Brief:
For this exercise, copy out each line of the material below that includes "Pressure".

Data records:
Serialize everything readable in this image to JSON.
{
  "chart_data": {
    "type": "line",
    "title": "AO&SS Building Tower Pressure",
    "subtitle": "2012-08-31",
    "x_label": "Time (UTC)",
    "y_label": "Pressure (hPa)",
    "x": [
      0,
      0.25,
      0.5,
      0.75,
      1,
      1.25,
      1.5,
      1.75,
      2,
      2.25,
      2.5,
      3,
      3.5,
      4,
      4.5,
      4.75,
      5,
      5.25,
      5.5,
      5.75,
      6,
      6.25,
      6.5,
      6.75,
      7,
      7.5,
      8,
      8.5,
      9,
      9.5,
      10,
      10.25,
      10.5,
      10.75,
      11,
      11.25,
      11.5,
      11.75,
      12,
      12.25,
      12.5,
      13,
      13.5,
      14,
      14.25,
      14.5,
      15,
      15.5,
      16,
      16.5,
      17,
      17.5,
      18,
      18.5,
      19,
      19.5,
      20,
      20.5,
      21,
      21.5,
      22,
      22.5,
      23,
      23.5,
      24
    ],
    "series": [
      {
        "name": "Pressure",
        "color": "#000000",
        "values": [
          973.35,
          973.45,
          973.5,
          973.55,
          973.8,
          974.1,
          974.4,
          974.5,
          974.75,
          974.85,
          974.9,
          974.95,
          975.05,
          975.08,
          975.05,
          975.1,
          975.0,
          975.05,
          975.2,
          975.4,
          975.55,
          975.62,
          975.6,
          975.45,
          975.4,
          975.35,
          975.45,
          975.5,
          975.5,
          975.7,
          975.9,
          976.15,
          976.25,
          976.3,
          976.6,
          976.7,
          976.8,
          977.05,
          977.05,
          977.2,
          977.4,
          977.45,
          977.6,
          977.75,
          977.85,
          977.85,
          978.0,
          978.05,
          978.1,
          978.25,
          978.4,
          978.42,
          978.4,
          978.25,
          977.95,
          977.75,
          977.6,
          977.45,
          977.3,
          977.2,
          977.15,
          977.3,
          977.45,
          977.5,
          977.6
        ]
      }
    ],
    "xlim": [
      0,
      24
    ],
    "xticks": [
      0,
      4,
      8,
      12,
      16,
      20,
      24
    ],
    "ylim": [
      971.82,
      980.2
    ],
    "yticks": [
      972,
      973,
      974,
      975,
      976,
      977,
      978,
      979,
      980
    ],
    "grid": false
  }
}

Task answer:
    "title": "AO&SS Building Tower Pressure",
    "y_label": "Pressure (hPa)",
        "name": "Pressure",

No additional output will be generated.